All lines in which the word "ylabel" occurs are to be extracted.

▸ **Raw records**:
——————————

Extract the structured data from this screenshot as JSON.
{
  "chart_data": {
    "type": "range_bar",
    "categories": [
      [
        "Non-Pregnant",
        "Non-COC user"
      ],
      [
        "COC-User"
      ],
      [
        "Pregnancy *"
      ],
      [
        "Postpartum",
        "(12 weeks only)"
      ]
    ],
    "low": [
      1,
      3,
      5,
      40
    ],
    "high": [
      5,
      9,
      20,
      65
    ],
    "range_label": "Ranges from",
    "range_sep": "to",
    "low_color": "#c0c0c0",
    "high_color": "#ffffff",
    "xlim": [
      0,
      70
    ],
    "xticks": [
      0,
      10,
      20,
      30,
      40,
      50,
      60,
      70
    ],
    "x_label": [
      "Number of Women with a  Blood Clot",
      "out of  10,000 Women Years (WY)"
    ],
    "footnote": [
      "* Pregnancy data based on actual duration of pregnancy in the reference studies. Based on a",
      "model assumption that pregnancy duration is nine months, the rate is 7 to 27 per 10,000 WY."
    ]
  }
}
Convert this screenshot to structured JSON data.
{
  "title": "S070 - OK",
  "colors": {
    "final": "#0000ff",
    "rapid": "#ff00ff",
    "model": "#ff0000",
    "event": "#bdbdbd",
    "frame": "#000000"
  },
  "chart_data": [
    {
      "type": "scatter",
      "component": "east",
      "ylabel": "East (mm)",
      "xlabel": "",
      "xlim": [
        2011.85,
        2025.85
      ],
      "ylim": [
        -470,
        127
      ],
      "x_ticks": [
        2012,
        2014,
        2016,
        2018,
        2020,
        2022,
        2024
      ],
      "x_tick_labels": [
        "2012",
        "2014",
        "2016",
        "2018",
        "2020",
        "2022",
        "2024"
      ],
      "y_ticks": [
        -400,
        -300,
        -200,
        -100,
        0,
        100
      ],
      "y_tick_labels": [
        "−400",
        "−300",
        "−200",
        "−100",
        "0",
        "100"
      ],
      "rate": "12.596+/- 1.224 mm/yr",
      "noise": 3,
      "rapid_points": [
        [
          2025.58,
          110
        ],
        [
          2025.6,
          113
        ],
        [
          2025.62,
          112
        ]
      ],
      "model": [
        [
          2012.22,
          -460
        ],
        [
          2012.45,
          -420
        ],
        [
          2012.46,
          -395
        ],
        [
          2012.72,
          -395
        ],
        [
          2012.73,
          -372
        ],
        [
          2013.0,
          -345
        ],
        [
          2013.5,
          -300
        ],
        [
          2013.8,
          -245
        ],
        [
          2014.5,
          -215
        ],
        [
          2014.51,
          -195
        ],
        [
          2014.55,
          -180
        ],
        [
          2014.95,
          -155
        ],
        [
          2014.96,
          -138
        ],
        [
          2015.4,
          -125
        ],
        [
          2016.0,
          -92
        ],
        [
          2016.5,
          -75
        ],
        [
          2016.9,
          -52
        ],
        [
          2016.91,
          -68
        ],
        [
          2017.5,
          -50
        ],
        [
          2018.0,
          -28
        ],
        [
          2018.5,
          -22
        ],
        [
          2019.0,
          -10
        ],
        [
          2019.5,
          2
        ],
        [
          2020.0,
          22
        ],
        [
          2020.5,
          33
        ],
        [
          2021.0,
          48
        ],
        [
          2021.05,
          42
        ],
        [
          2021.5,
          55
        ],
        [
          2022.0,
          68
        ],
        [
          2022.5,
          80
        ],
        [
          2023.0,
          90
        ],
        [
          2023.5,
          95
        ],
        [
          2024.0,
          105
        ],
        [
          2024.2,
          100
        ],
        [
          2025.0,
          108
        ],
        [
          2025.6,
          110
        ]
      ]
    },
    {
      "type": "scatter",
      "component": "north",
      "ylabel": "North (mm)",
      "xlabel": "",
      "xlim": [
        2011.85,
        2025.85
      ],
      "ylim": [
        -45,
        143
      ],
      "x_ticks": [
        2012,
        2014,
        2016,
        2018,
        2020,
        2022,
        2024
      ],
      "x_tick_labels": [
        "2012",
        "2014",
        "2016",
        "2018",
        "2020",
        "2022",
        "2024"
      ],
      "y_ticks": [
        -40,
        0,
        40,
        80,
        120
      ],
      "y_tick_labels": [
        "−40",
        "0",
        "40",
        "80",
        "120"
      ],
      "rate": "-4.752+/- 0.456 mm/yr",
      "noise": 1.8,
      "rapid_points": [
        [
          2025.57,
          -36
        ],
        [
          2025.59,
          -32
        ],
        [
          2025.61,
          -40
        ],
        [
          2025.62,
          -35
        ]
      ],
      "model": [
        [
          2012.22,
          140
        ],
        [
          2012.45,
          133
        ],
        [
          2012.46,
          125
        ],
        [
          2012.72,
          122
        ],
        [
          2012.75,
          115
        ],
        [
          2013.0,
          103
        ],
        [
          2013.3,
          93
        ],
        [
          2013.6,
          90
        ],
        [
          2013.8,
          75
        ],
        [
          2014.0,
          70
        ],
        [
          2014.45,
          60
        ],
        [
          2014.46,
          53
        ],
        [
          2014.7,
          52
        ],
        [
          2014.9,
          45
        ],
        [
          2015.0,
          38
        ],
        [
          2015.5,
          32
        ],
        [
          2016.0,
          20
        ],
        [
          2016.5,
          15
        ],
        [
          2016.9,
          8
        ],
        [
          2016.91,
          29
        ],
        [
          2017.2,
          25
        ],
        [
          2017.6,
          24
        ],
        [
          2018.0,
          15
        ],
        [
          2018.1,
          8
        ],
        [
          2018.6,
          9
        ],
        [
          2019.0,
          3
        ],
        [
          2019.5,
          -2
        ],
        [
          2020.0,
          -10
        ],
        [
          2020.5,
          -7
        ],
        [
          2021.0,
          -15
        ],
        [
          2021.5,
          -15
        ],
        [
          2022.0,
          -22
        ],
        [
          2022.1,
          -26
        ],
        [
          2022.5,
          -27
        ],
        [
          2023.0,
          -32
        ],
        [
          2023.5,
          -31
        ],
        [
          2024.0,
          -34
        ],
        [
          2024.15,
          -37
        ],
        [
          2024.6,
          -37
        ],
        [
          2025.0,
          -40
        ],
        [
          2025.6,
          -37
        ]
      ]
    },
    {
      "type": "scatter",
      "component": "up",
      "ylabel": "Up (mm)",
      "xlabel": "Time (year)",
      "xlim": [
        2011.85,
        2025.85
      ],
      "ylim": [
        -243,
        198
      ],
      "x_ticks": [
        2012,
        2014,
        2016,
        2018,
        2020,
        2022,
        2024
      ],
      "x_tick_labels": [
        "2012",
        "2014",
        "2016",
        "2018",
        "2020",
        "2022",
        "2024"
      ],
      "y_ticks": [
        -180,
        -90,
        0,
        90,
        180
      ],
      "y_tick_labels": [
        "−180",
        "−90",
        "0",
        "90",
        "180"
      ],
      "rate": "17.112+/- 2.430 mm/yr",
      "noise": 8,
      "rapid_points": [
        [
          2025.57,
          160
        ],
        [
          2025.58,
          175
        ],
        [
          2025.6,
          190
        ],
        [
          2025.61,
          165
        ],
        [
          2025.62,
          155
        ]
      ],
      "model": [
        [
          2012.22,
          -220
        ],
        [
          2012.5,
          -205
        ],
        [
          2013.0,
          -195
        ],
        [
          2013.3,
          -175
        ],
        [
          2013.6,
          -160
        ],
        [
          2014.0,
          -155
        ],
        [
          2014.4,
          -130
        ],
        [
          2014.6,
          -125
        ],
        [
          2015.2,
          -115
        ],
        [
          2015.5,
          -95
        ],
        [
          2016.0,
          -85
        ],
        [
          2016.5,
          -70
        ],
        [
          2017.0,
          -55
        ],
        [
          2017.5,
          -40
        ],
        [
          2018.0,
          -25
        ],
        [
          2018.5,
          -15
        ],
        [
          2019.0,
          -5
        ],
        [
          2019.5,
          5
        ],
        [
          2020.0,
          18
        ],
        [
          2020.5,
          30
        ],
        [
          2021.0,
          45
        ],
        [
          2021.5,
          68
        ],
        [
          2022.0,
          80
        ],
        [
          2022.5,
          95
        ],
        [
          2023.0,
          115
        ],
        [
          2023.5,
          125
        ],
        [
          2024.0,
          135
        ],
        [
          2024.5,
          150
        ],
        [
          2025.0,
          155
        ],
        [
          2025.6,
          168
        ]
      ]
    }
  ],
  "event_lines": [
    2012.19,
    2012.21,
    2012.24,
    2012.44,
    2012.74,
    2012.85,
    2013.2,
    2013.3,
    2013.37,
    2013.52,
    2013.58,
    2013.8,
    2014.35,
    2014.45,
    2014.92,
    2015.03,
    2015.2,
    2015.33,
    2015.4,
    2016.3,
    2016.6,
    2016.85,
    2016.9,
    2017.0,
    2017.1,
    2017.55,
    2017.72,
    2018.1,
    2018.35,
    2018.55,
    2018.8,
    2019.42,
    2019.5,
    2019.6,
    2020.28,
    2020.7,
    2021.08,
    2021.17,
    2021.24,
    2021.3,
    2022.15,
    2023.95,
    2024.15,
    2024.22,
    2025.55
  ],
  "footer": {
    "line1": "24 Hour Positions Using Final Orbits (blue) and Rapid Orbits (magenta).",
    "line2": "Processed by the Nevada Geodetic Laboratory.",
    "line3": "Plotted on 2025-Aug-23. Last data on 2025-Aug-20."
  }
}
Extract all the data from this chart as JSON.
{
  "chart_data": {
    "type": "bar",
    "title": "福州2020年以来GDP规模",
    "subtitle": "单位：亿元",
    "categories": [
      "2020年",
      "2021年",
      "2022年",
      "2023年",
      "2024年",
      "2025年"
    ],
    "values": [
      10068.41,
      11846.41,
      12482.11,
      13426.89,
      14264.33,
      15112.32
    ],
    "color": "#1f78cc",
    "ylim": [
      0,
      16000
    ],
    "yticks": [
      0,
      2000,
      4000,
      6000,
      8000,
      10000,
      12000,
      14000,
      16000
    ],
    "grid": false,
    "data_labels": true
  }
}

——————————

▸ **Answer in full**:
      "ylabel": "East (mm)",
      "ylabel": "North (mm)",
      "ylabel": "Up (mm)",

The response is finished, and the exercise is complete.